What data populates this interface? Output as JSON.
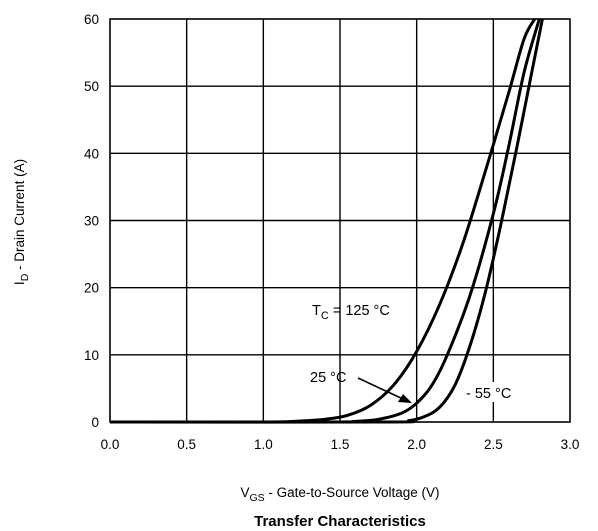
{
  "chart_data": {
    "type": "line",
    "title": "Transfer Characteristics",
    "xlabel": {
      "main": "V",
      "sub": "GS",
      "rest": " - Gate-to-Source Voltage (V)"
    },
    "ylabel": {
      "main": "I",
      "sub": "D",
      "rest": " - Drain Current (A)"
    },
    "xlim": [
      0.0,
      3.0
    ],
    "ylim": [
      0,
      60
    ],
    "grid": true,
    "xticks": [
      "0.0",
      "0.5",
      "1.0",
      "1.5",
      "2.0",
      "2.5",
      "3.0"
    ],
    "yticks": [
      "0",
      "10",
      "20",
      "30",
      "40",
      "50",
      "60"
    ],
    "series": [
      {
        "name": "T_C = 125 °C",
        "x": [
          1.0,
          1.2,
          1.4,
          1.55,
          1.7,
          1.85,
          2.0,
          2.15,
          2.3,
          2.45,
          2.6,
          2.7,
          2.77
        ],
        "y": [
          0,
          0.1,
          0.4,
          1.0,
          2.5,
          5.5,
          10.5,
          17.5,
          26.5,
          37.5,
          49,
          57,
          60
        ]
      },
      {
        "name": "25 °C",
        "x": [
          1.4,
          1.6,
          1.75,
          1.9,
          2.0,
          2.1,
          2.2,
          2.35,
          2.5,
          2.6,
          2.7,
          2.8
        ],
        "y": [
          0,
          0.1,
          0.4,
          1.3,
          2.8,
          5.5,
          10,
          19,
          31,
          41,
          52,
          60
        ]
      },
      {
        "name": "- 55 °C",
        "x": [
          1.8,
          1.95,
          2.05,
          2.15,
          2.25,
          2.35,
          2.45,
          2.55,
          2.65,
          2.75,
          2.82
        ],
        "y": [
          0,
          0.2,
          0.8,
          2.2,
          5.5,
          11.5,
          19.5,
          29.5,
          40.5,
          52,
          60
        ]
      }
    ],
    "annotations": {
      "tc_main": "T",
      "tc_sub": "C",
      "tc_rest": " = 125 °C",
      "mid": "25 °C",
      "low": "- 55 °C"
    }
  }
}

━━━

Give all the lines above again, character for character, without pictures.

What data populates this interface? Output as JSON.
{
  "chart_data": {
    "type": "line",
    "title": "Transfer Characteristics",
    "xlabel": {
      "main": "V",
      "sub": "GS",
      "rest": " - Gate-to-Source Voltage (V)"
    },
    "ylabel": {
      "main": "I",
      "sub": "D",
      "rest": " - Drain Current (A)"
    },
    "xlim": [
      0.0,
      3.0
    ],
    "ylim": [
      0,
      60
    ],
    "grid": true,
    "xticks": [
      "0.0",
      "0.5",
      "1.0",
      "1.5",
      "2.0",
      "2.5",
      "3.0"
    ],
    "yticks": [
      "0",
      "10",
      "20",
      "30",
      "40",
      "50",
      "60"
    ],
    "series": [
      {
        "name": "T_C = 125 °C",
        "x": [
          1.0,
          1.2,
          1.4,
          1.55,
          1.7,
          1.85,
          2.0,
          2.15,
          2.3,
          2.45,
          2.6,
          2.7,
          2.77
        ],
        "y": [
          0,
          0.1,
          0.4,
          1.0,
          2.5,
          5.5,
          10.5,
          17.5,
          26.5,
          37.5,
          49,
          57,
          60
        ]
      },
      {
        "name": "25 °C",
        "x": [
          1.4,
          1.6,
          1.75,
          1.9,
          2.0,
          2.1,
          2.2,
          2.35,
          2.5,
          2.6,
          2.7,
          2.8
        ],
        "y": [
          0,
          0.1,
          0.4,
          1.3,
          2.8,
          5.5,
          10,
          19,
          31,
          41,
          52,
          60
        ]
      },
      {
        "name": "- 55 °C",
        "x": [
          1.8,
          1.95,
          2.05,
          2.15,
          2.25,
          2.35,
          2.45,
          2.55,
          2.65,
          2.75,
          2.82
        ],
        "y": [
          0,
          0.2,
          0.8,
          2.2,
          5.5,
          11.5,
          19.5,
          29.5,
          40.5,
          52,
          60
        ]
      }
    ],
    "annotations": {
      "tc_main": "T",
      "tc_sub": "C",
      "tc_rest": " = 125 °C",
      "mid": "25 °C",
      "low": "- 55 °C"
    }
  }
}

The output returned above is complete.